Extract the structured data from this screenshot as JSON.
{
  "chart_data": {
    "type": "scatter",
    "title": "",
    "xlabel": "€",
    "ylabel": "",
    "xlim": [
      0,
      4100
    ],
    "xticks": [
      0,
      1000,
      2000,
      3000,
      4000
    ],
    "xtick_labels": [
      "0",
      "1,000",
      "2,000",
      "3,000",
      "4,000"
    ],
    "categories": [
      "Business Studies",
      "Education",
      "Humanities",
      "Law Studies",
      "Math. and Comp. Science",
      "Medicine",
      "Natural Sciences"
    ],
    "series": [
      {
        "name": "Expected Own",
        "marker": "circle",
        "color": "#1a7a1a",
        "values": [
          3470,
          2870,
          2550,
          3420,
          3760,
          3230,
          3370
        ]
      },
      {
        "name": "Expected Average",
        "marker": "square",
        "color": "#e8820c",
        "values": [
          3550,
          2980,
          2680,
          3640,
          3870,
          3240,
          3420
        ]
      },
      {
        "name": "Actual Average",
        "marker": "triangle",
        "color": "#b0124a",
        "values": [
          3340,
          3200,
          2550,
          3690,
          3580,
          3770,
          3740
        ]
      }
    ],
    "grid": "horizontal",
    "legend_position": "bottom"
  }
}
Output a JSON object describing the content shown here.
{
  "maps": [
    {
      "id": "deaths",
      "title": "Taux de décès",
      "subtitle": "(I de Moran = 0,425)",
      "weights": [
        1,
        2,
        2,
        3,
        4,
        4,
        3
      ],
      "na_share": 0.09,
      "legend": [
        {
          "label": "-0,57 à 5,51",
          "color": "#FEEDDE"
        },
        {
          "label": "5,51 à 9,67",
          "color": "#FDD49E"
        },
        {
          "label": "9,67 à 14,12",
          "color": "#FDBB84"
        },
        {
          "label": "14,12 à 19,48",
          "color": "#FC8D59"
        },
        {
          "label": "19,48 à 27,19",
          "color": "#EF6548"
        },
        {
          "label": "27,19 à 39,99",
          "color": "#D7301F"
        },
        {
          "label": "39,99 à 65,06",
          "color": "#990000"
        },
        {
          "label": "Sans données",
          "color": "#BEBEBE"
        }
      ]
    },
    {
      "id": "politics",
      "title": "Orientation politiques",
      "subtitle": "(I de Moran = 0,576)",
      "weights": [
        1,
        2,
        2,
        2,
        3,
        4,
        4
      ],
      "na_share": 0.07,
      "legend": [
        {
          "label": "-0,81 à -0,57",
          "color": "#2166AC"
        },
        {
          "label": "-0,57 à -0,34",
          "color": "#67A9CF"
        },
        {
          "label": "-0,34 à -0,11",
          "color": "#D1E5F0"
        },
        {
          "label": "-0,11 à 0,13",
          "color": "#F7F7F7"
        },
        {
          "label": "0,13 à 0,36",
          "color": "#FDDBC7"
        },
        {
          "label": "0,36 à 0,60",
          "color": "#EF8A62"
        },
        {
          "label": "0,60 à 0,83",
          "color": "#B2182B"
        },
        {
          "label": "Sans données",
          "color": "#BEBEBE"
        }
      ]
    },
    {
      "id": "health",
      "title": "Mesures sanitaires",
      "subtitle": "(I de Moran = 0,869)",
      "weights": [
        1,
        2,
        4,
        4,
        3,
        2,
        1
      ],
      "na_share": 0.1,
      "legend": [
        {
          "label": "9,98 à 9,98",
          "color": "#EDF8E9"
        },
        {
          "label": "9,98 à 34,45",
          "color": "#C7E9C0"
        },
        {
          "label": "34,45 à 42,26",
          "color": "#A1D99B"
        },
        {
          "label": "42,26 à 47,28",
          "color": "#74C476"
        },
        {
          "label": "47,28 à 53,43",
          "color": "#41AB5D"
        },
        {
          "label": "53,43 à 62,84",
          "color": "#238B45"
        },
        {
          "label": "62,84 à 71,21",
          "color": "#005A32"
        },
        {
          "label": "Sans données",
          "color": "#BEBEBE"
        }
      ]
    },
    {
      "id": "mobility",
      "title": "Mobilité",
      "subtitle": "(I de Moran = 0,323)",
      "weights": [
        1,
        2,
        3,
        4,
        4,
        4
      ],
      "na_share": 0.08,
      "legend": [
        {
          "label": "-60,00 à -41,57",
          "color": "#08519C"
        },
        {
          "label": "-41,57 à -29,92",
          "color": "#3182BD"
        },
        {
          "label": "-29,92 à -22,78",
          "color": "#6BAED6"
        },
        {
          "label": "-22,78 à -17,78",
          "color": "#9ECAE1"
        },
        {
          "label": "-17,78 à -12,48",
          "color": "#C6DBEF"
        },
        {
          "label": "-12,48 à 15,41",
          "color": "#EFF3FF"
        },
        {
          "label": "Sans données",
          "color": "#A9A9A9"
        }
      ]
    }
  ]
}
+--
### Stated exercise:
Copy each line of the data exactly, leaving nothing out.

### Solution to this task:
Extract the structured data from this screenshot as JSON.
{
  "chart_data": {
    "type": "scatter",
    "title": "",
    "xlabel": "€",
    "ylabel": "",
    "xlim": [
      0,
      4100
    ],
    "xticks": [
      0,
      1000,
      2000,
      3000,
      4000
    ],
    "xtick_labels": [
      "0",
      "1,000",
      "2,000",
      "3,000",
      "4,000"
    ],
    "categories": [
      "Business Studies",
      "Education",
      "Humanities",
      "Law Studies",
      "Math. and Comp. Science",
      "Medicine",
      "Natural Sciences"
    ],
    "series": [
      {
        "name": "Expected Own",
        "marker": "circle",
        "color": "#1a7a1a",
        "values": [
          3470,
          2870,
          2550,
          3420,
          3760,
          3230,
          3370
        ]
      },
      {
        "name": "Expected Average",
        "marker": "square",
        "color": "#e8820c",
        "values": [
          3550,
          2980,
          2680,
          3640,
          3870,
          3240,
          3420
        ]
      },
      {
        "name": "Actual Average",
        "marker": "triangle",
        "color": "#b0124a",
        "values": [
          3340,
          3200,
          2550,
          3690,
          3580,
          3770,
          3740
        ]
      }
    ],
    "grid": "horizontal",
    "legend_position": "bottom"
  }
}
Output a JSON object describing the content shown here.
{
  "maps": [
    {
      "id": "deaths",
      "title": "Taux de décès",
      "subtitle": "(I de Moran = 0,425)",
      "weights": [
        1,
        2,
        2,
        3,
        4,
        4,
        3
      ],
      "na_share": 0.09,
      "legend": [
        {
          "label": "-0,57 à 5,51",
          "color": "#FEEDDE"
        },
        {
          "label": "5,51 à 9,67",
          "color": "#FDD49E"
        },
        {
          "label": "9,67 à 14,12",
          "color": "#FDBB84"
        },
        {
          "label": "14,12 à 19,48",
          "color": "#FC8D59"
        },
        {
          "label": "19,48 à 27,19",
          "color": "#EF6548"
        },
        {
          "label": "27,19 à 39,99",
          "color": "#D7301F"
        },
        {
          "label": "39,99 à 65,06",
          "color": "#990000"
        },
        {
          "label": "Sans données",
          "color": "#BEBEBE"
        }
      ]
    },
    {
      "id": "politics",
      "title": "Orientation politiques",
      "subtitle": "(I de Moran = 0,576)",
      "weights": [
        1,
        2,
        2,
        2,
        3,
        4,
        4
      ],
      "na_share": 0.07,
      "legend": [
        {
          "label": "-0,81 à -0,57",
          "color": "#2166AC"
        },
        {
          "label": "-0,57 à -0,34",
          "color": "#67A9CF"
        },
        {
          "label": "-0,34 à -0,11",
          "color": "#D1E5F0"
        },
        {
          "label": "-0,11 à 0,13",
          "color": "#F7F7F7"
        },
        {
          "label": "0,13 à 0,36",
          "color": "#FDDBC7"
        },
        {
          "label": "0,36 à 0,60",
          "color": "#EF8A62"
        },
        {
          "label": "0,60 à 0,83",
          "color": "#B2182B"
        },
        {
          "label": "Sans données",
          "color": "#BEBEBE"
        }
      ]
    },
    {
      "id": "health",
      "title": "Mesures sanitaires",
      "subtitle": "(I de Moran = 0,869)",
      "weights": [
        1,
        2,
        4,
        4,
        3,
        2,
        1
      ],
      "na_share": 0.1,
      "legend": [
        {
          "label": "9,98 à 9,98",
          "color": "#EDF8E9"
        },
        {
          "label": "9,98 à 34,45",
          "color": "#C7E9C0"
        },
        {
          "label": "34,45 à 42,26",
          "color": "#A1D99B"
        },
        {
          "label": "42,26 à 47,28",
          "color": "#74C476"
        },
        {
          "label": "47,28 à 53,43",
          "color": "#41AB5D"
        },
        {
          "label": "53,43 à 62,84",
          "color": "#238B45"
        },
        {
          "label": "62,84 à 71,21",
          "color": "#005A32"
        },
        {
          "label": "Sans données",
          "color": "#BEBEBE"
        }
      ]
    },
    {
      "id": "mobility",
      "title": "Mobilité",
      "subtitle": "(I de Moran = 0,323)",
      "weights": [
        1,
        2,
        3,
        4,
        4,
        4
      ],
      "na_share": 0.08,
      "legend": [
        {
          "label": "-60,00 à -41,57",
          "color": "#08519C"
        },
        {
          "label": "-41,57 à -29,92",
          "color": "#3182BD"
        },
        {
          "label": "-29,92 à -22,78",
          "color": "#6BAED6"
        },
        {
          "label": "-22,78 à -17,78",
          "color": "#9ECAE1"
        },
        {
          "label": "-17,78 à -12,48",
          "color": "#C6DBEF"
        },
        {
          "label": "-12,48 à 15,41",
          "color": "#EFF3FF"
        },
        {
          "label": "Sans données",
          "color": "#A9A9A9"
        }
      ]
    }
  ]
}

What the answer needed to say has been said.